*Exercise*. Collect all the lines that mention the word "resonances".

*Available data*.

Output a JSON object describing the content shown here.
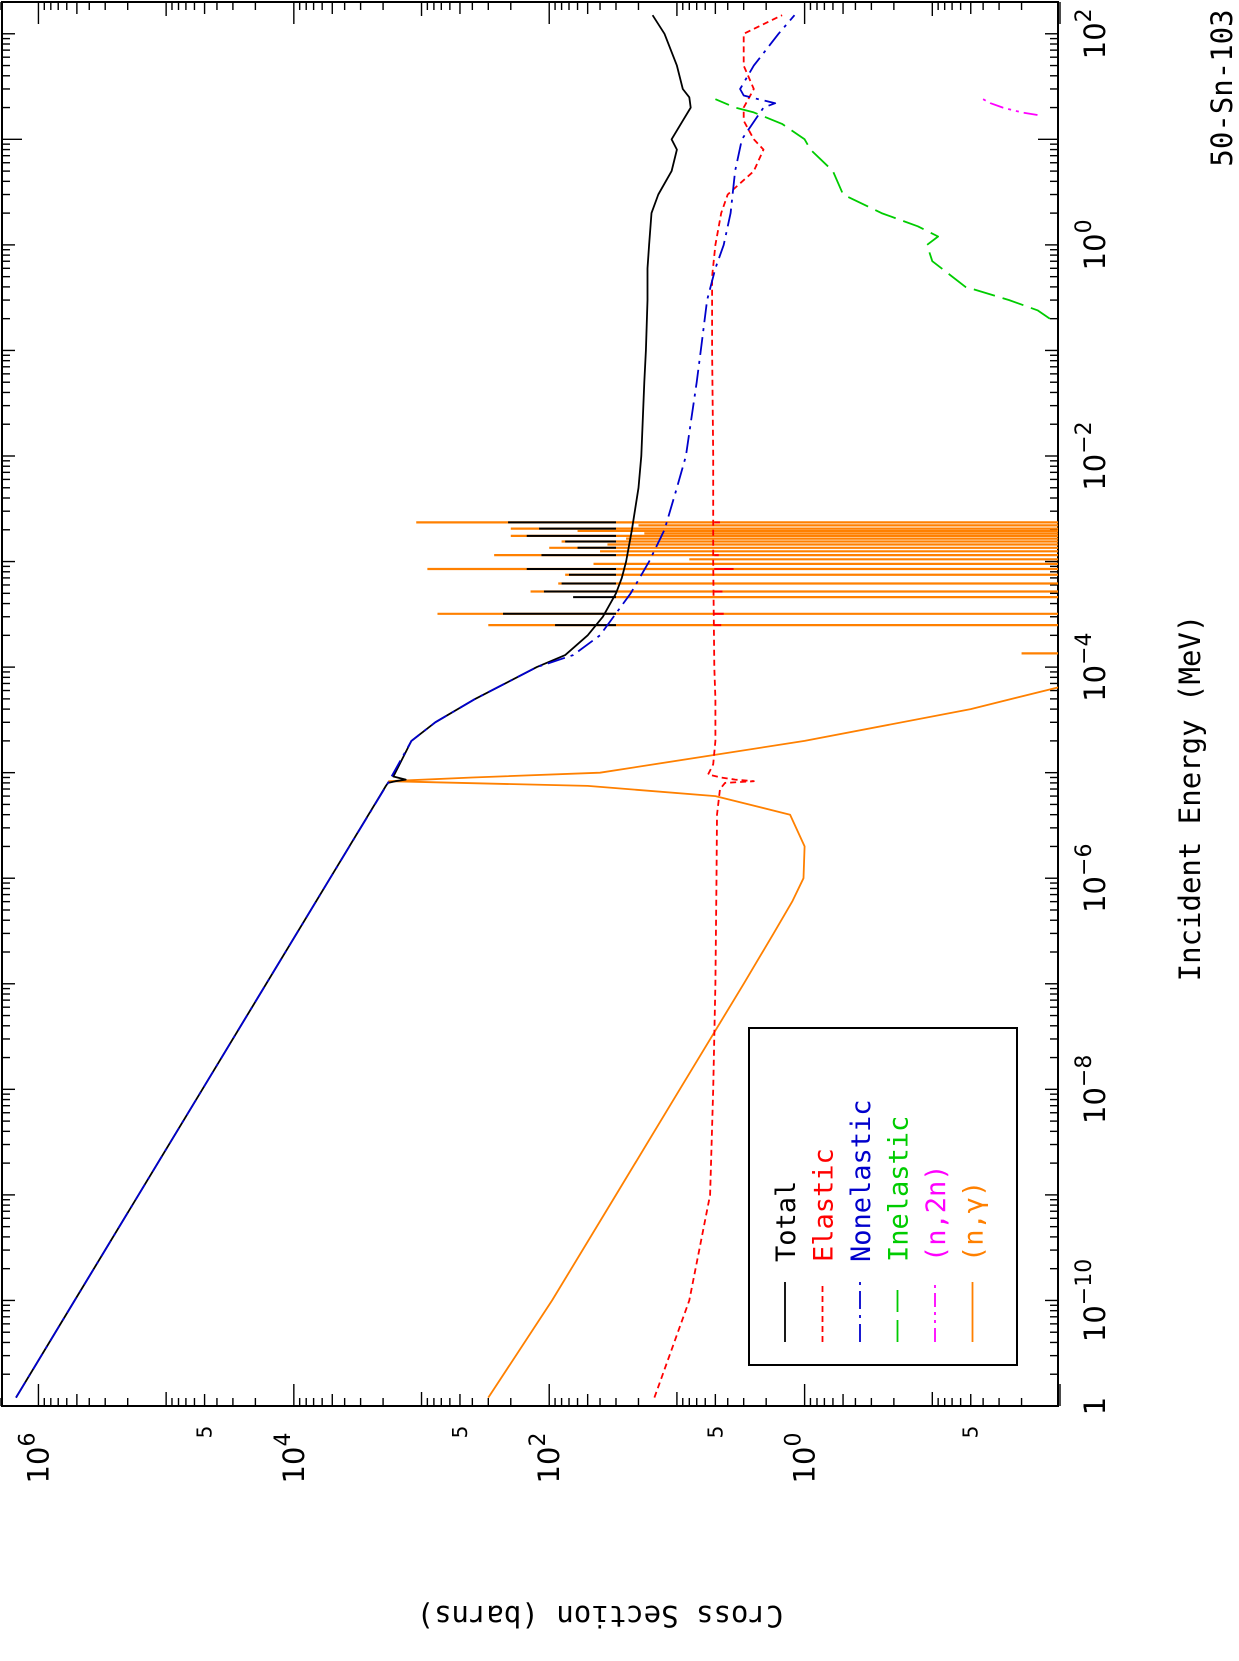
{
  "chart_data": {
    "type": "line",
    "title": "50-Sn-103",
    "xlabel": "Incident Energy (MeV)",
    "ylabel": "Cross Section (barns)",
    "x_scale": "log",
    "y_scale": "log",
    "xlim": [
      1e-11,
      200
    ],
    "ylim": [
      0.01,
      2000000
    ],
    "x_ticks": [
      {
        "value": 1e-11,
        "label": "1"
      },
      {
        "value": 1e-10,
        "label": "10",
        "exp": "−10"
      },
      {
        "value": 1e-08,
        "label": "10",
        "exp": "−8"
      },
      {
        "value": 1e-06,
        "label": "10",
        "exp": "−6"
      },
      {
        "value": 0.0001,
        "label": "10",
        "exp": "−4"
      },
      {
        "value": 0.01,
        "label": "10",
        "exp": "−2"
      },
      {
        "value": 1,
        "label": "10",
        "exp": "0"
      },
      {
        "value": 100,
        "label": "10",
        "exp": "2"
      }
    ],
    "y_ticks": [
      {
        "value": 1,
        "label": "10",
        "exp": "0"
      },
      {
        "value": 100,
        "label": "10",
        "exp": "2"
      },
      {
        "value": 10000,
        "label": "10",
        "exp": "4"
      },
      {
        "value": 1000000,
        "label": "10",
        "exp": "6"
      }
    ],
    "y_minor_labels": [
      {
        "value": 0.05,
        "label": "5"
      },
      {
        "value": 5,
        "label": "5"
      },
      {
        "value": 500,
        "label": "5"
      },
      {
        "value": 50000,
        "label": "5"
      }
    ],
    "legend": {
      "position": "lower-left",
      "entries": [
        {
          "name": "Total",
          "color": "#000000",
          "dash": "solid"
        },
        {
          "name": "Elastic",
          "color": "#ff0000",
          "dash": "short-dash"
        },
        {
          "name": "Nonelastic",
          "color": "#0000cc",
          "dash": "long-dash-dot"
        },
        {
          "name": "Inelastic",
          "color": "#00cc00",
          "dash": "long-dash"
        },
        {
          "name": "(n,2n)",
          "color": "#ff00ff",
          "dash": "dash-dot-dot"
        },
        {
          "name": "(n,γ)",
          "color": "#ff8000",
          "dash": "solid"
        }
      ]
    },
    "series": [
      {
        "name": "Total",
        "color": "#000000",
        "x": [
          1.2e-11,
          1e-10,
          1e-08,
          1e-06,
          7.5e-06,
          8e-06,
          8.3e-06,
          8.6e-06,
          9.2e-06,
          2e-05,
          3e-05,
          5e-05,
          0.0001,
          0.00013,
          0.0002,
          0.0003,
          0.0005,
          0.0007,
          0.001,
          0.002,
          0.005,
          0.01,
          0.05,
          0.1,
          0.3,
          0.6,
          1,
          2,
          3,
          5,
          8,
          10,
          15,
          20,
          25,
          30,
          50,
          100,
          150
        ],
        "y": [
          1500000,
          520000,
          52000,
          5200,
          1900,
          1830,
          1600,
          1330,
          1660,
          1200,
          780,
          380,
          125,
          75,
          50,
          38,
          30,
          27,
          25,
          22.5,
          20,
          19,
          18,
          17.5,
          17,
          17,
          16.5,
          15.8,
          14,
          11,
          10,
          11,
          9,
          7.8,
          8,
          9,
          10,
          12.5,
          15.5
        ]
      },
      {
        "name": "Elastic",
        "color": "#ff0000",
        "x": [
          1.2e-11,
          1e-10,
          1e-09,
          1e-08,
          1e-07,
          1e-06,
          4e-06,
          7e-06,
          8e-06,
          8.3e-06,
          8.6e-06,
          9e-06,
          9.6e-06,
          1.2e-05,
          2e-05,
          5e-05,
          0.0001,
          0.001,
          0.01,
          0.1,
          0.5,
          1,
          2,
          3,
          5,
          8,
          10,
          15,
          20,
          30,
          50,
          100,
          150
        ],
        "y": [
          15,
          8,
          5.5,
          5.2,
          5,
          4.9,
          4.85,
          4.6,
          4.2,
          2.5,
          3.5,
          4.5,
          5.7,
          5.2,
          5,
          5,
          5.1,
          5.2,
          5.2,
          5.3,
          5.3,
          5,
          4.5,
          4,
          2.5,
          2.1,
          2.5,
          3,
          3,
          2.5,
          3,
          3,
          1.5
        ]
      },
      {
        "name": "Nonelastic",
        "color": "#0000cc",
        "x": [
          1.2e-11,
          1e-10,
          1e-08,
          1e-06,
          8e-06,
          2e-05,
          3e-05,
          5e-05,
          0.0001,
          0.00013,
          0.0002,
          0.0005,
          0.001,
          0.002,
          0.005,
          0.01,
          0.05,
          0.1,
          0.3,
          0.6,
          1,
          2,
          5,
          10,
          20,
          22,
          24,
          26,
          30,
          50,
          100,
          150
        ],
        "y": [
          1500000,
          520000,
          52000,
          5200,
          1830,
          1200,
          780,
          380,
          125,
          65,
          40,
          23,
          16.5,
          12.5,
          10,
          8.5,
          7,
          6.5,
          5.8,
          5,
          4.3,
          3.8,
          3.5,
          3.1,
          2.1,
          1.7,
          2.3,
          3,
          3.2,
          2.5,
          1.6,
          1.2
        ]
      },
      {
        "name": "Inelastic",
        "color": "#00cc00",
        "x": [
          0.2,
          0.24,
          0.3,
          0.4,
          0.7,
          1,
          1.2,
          1.5,
          2,
          3,
          5,
          8,
          10,
          14,
          18,
          20,
          24
        ],
        "y": [
          0.012,
          0.015,
          0.025,
          0.055,
          0.1,
          0.11,
          0.09,
          0.13,
          0.25,
          0.5,
          0.6,
          0.9,
          1.0,
          1.5,
          2.5,
          3.5,
          5.0
        ]
      },
      {
        "name": "(n,2n)",
        "color": "#ff00ff",
        "x": [
          17,
          18,
          20,
          22,
          24
        ],
        "y": [
          0.015,
          0.02,
          0.028,
          0.035,
          0.04
        ]
      },
      {
        "name": "(n,γ)",
        "color": "#ff8000",
        "x": [
          1.2e-11,
          1e-10,
          1e-09,
          1e-08,
          1e-07,
          3e-07,
          6e-07,
          1e-06,
          2e-06,
          4e-06,
          6e-06,
          7.5e-06,
          8.3e-06,
          9e-06,
          1e-05,
          2e-05,
          4e-05,
          6.5e-05
        ],
        "y": [
          300,
          95,
          30,
          9.5,
          3,
          1.75,
          1.25,
          1.02,
          1.0,
          1.3,
          5,
          50,
          1800,
          400,
          40,
          1,
          0.05,
          0.01
        ]
      },
      {
        "name": "(n,γ) resonances",
        "color": "#ff8000",
        "kind": "spikes",
        "x": [
          0.000135,
          0.00025,
          0.00032,
          0.00046,
          0.00052,
          0.00062,
          0.00075,
          0.00085,
          0.00095,
          0.00105,
          0.00115,
          0.00125,
          0.00135,
          0.00145,
          0.00155,
          0.00165,
          0.00175,
          0.00185,
          0.00195,
          0.00205,
          0.0022,
          0.00235
        ],
        "y": [
          0.02,
          300,
          750,
          32,
          140,
          85,
          75,
          900,
          45,
          8,
          270,
          40,
          100,
          35,
          80,
          25,
          200,
          18,
          60,
          200,
          20,
          1100
        ]
      },
      {
        "name": "Total resonances",
        "color": "#000000",
        "kind": "spikes",
        "x": [
          0.00025,
          0.00032,
          0.00046,
          0.00052,
          0.00062,
          0.00075,
          0.00085,
          0.00115,
          0.00135,
          0.00155,
          0.00175,
          0.00205,
          0.00235
        ],
        "y": [
          90,
          230,
          65,
          110,
          80,
          70,
          150,
          115,
          60,
          75,
          150,
          120,
          210
        ]
      },
      {
        "name": "Elastic resonances",
        "color": "#ff0000",
        "kind": "dips",
        "x": [
          0.00025,
          0.00032,
          0.00052,
          0.00085,
          0.00115,
          0.00235
        ],
        "y": [
          4.5,
          4.3,
          4.4,
          3.6,
          4.7,
          4.6
        ]
      }
    ]
  }
}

*Solution to this exercise*.
        "name": "(n,γ) resonances",
        "name": "Total resonances",
        "name": "Elastic resonances",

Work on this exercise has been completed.